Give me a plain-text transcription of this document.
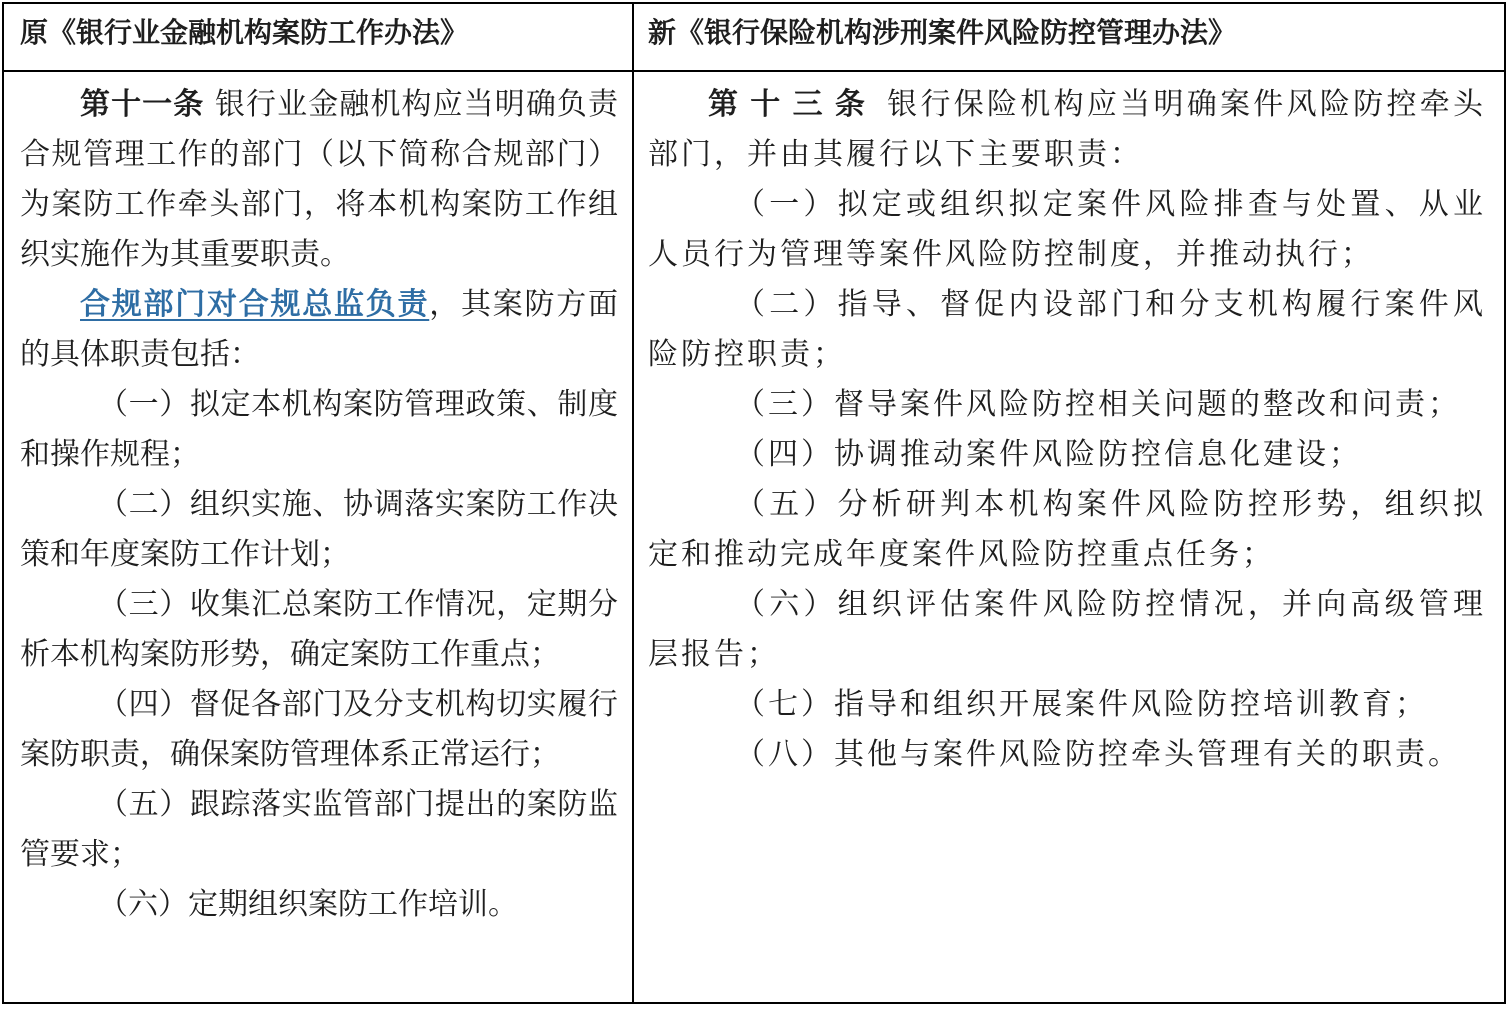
原《银行业金融机构案防工作办法》	新《银行保险机构涉刑案件风险防控管理办法》

第十一条 银行业金融机构应当明确负责合规管理工作的部门（以下简称合规部门）为案防工作牵头部门，将本机构案防工作组织实施作为其重要职责。

合规部门对合规总监负责，其案防方面的具体职责包括：

（一）拟定本机构案防管理政策、制度和操作规程；

（二）组织实施、协调落实案防工作决策和年度案防工作计划；

（三）收集汇总案防工作情况，定期分析本机构案防形势，确定案防工作重点；

（四）督促各部门及分支机构切实履行案防职责，确保案防管理体系正常运行；

（五）跟踪落实监管部门提出的案防监管要求；

（六）定期组织案防工作培训。

第十三条 银行保险机构应当明确案件风险防控牵头部门，并由其履行以下主要职责：

（一）拟定或组织拟定案件风险排查与处置、从业人员行为管理等案件风险防控制度，并推动执行；

（二）指导、督促内设部门和分支机构履行案件风险防控职责；

（三）督导案件风险防控相关问题的整改和问责；

（四）协调推动案件风险防控信息化建设；

（五）分析研判本机构案件风险防控形势，组织拟定和推动完成年度案件风险防控重点任务；

（六）组织评估案件风险防控情况，并向高级管理层报告；

（七）指导和组织开展案件风险防控培训教育；

（八）其他与案件风险防控牵头管理有关的职责。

____________

### WHAT THE TASK ASKS
Without the pictures, transcribe the listing above exactly.

### EXPECTED ANSWER
Give me a plain-text transcription of this document.
原《银行业金融机构案防工作办法》	新《银行保险机构涉刑案件风险防控管理办法》

第十一条 银行业金融机构应当明确负责合规管理工作的部门（以下简称合规部门）为案防工作牵头部门，将本机构案防工作组织实施作为其重要职责。

合规部门对合规总监负责，其案防方面的具体职责包括：

（一）拟定本机构案防管理政策、制度和操作规程；

（二）组织实施、协调落实案防工作决策和年度案防工作计划；

（三）收集汇总案防工作情况，定期分析本机构案防形势，确定案防工作重点；

（四）督促各部门及分支机构切实履行案防职责，确保案防管理体系正常运行；

（五）跟踪落实监管部门提出的案防监管要求；

（六）定期组织案防工作培训。

第十三条 银行保险机构应当明确案件风险防控牵头部门，并由其履行以下主要职责：

（一）拟定或组织拟定案件风险排查与处置、从业人员行为管理等案件风险防控制度，并推动执行；

（二）指导、督促内设部门和分支机构履行案件风险防控职责；

（三）督导案件风险防控相关问题的整改和问责；

（四）协调推动案件风险防控信息化建设；

（五）分析研判本机构案件风险防控形势，组织拟定和推动完成年度案件风险防控重点任务；

（六）组织评估案件风险防控情况，并向高级管理层报告；

（七）指导和组织开展案件风险防控培训教育；

（八）其他与案件风险防控牵头管理有关的职责。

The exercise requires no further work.